> _Problem to work on_:
Please return the full listing below without altering anything.

[Stored data]
◆ ◆ ◆ ◆ ◆ ◆ ◆
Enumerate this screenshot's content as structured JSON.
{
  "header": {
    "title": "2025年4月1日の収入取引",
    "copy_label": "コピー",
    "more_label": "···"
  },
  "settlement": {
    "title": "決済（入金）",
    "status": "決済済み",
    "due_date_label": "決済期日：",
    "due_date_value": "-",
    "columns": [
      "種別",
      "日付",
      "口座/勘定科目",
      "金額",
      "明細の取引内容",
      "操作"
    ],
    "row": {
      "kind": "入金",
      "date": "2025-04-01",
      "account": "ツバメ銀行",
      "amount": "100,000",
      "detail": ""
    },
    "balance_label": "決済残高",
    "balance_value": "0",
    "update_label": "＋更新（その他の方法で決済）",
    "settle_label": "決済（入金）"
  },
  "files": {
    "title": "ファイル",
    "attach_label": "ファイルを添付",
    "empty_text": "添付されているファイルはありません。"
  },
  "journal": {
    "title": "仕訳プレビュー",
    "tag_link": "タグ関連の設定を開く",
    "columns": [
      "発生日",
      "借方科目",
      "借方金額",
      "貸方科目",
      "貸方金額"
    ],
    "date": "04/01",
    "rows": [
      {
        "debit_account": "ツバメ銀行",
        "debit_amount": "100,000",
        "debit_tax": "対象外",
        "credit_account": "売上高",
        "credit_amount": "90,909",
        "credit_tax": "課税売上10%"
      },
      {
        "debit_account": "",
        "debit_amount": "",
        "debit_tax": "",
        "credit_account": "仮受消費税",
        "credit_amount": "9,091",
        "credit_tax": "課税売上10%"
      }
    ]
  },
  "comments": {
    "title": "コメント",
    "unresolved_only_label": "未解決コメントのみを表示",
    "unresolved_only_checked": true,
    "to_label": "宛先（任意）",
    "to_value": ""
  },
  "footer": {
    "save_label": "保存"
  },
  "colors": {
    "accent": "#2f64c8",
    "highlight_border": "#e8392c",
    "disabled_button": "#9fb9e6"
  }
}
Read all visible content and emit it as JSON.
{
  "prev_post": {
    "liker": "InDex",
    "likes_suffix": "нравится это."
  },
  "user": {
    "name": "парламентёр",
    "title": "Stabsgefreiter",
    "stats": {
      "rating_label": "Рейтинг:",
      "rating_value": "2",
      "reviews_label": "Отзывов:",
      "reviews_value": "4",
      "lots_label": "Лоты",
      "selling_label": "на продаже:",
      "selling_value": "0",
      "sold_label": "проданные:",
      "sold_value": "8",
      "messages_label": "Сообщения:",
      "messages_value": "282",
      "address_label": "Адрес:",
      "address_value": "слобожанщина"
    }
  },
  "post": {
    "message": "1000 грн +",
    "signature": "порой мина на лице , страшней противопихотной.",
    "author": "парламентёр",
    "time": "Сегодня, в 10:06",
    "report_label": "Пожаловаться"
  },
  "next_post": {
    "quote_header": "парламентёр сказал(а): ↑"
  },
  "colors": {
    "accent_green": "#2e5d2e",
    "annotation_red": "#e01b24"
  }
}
◆ ◆ ◆ ◆ ◆ ◆ ◆
> _Response for this exercise_:
Enumerate this screenshot's content as structured JSON.
{
  "header": {
    "title": "2025年4月1日の収入取引",
    "copy_label": "コピー",
    "more_label": "···"
  },
  "settlement": {
    "title": "決済（入金）",
    "status": "決済済み",
    "due_date_label": "決済期日：",
    "due_date_value": "-",
    "columns": [
      "種別",
      "日付",
      "口座/勘定科目",
      "金額",
      "明細の取引内容",
      "操作"
    ],
    "row": {
      "kind": "入金",
      "date": "2025-04-01",
      "account": "ツバメ銀行",
      "amount": "100,000",
      "detail": ""
    },
    "balance_label": "決済残高",
    "balance_value": "0",
    "update_label": "＋更新（その他の方法で決済）",
    "settle_label": "決済（入金）"
  },
  "files": {
    "title": "ファイル",
    "attach_label": "ファイルを添付",
    "empty_text": "添付されているファイルはありません。"
  },
  "journal": {
    "title": "仕訳プレビュー",
    "tag_link": "タグ関連の設定を開く",
    "columns": [
      "発生日",
      "借方科目",
      "借方金額",
      "貸方科目",
      "貸方金額"
    ],
    "date": "04/01",
    "rows": [
      {
        "debit_account": "ツバメ銀行",
        "debit_amount": "100,000",
        "debit_tax": "対象外",
        "credit_account": "売上高",
        "credit_amount": "90,909",
        "credit_tax": "課税売上10%"
      },
      {
        "debit_account": "",
        "debit_amount": "",
        "debit_tax": "",
        "credit_account": "仮受消費税",
        "credit_amount": "9,091",
        "credit_tax": "課税売上10%"
      }
    ]
  },
  "comments": {
    "title": "コメント",
    "unresolved_only_label": "未解決コメントのみを表示",
    "unresolved_only_checked": true,
    "to_label": "宛先（任意）",
    "to_value": ""
  },
  "footer": {
    "save_label": "保存"
  },
  "colors": {
    "accent": "#2f64c8",
    "highlight_border": "#e8392c",
    "disabled_button": "#9fb9e6"
  }
}
Read all visible content and emit it as JSON.
{
  "prev_post": {
    "liker": "InDex",
    "likes_suffix": "нравится это."
  },
  "user": {
    "name": "парламентёр",
    "title": "Stabsgefreiter",
    "stats": {
      "rating_label": "Рейтинг:",
      "rating_value": "2",
      "reviews_label": "Отзывов:",
      "reviews_value": "4",
      "lots_label": "Лоты",
      "selling_label": "на продаже:",
      "selling_value": "0",
      "sold_label": "проданные:",
      "sold_value": "8",
      "messages_label": "Сообщения:",
      "messages_value": "282",
      "address_label": "Адрес:",
      "address_value": "слобожанщина"
    }
  },
  "post": {
    "message": "1000 грн +",
    "signature": "порой мина на лице , страшней противопихотной.",
    "author": "парламентёр",
    "time": "Сегодня, в 10:06",
    "report_label": "Пожаловаться"
  },
  "next_post": {
    "quote_header": "парламентёр сказал(а): ↑"
  },
  "colors": {
    "accent_green": "#2e5d2e",
    "annotation_red": "#e01b24"
  }
}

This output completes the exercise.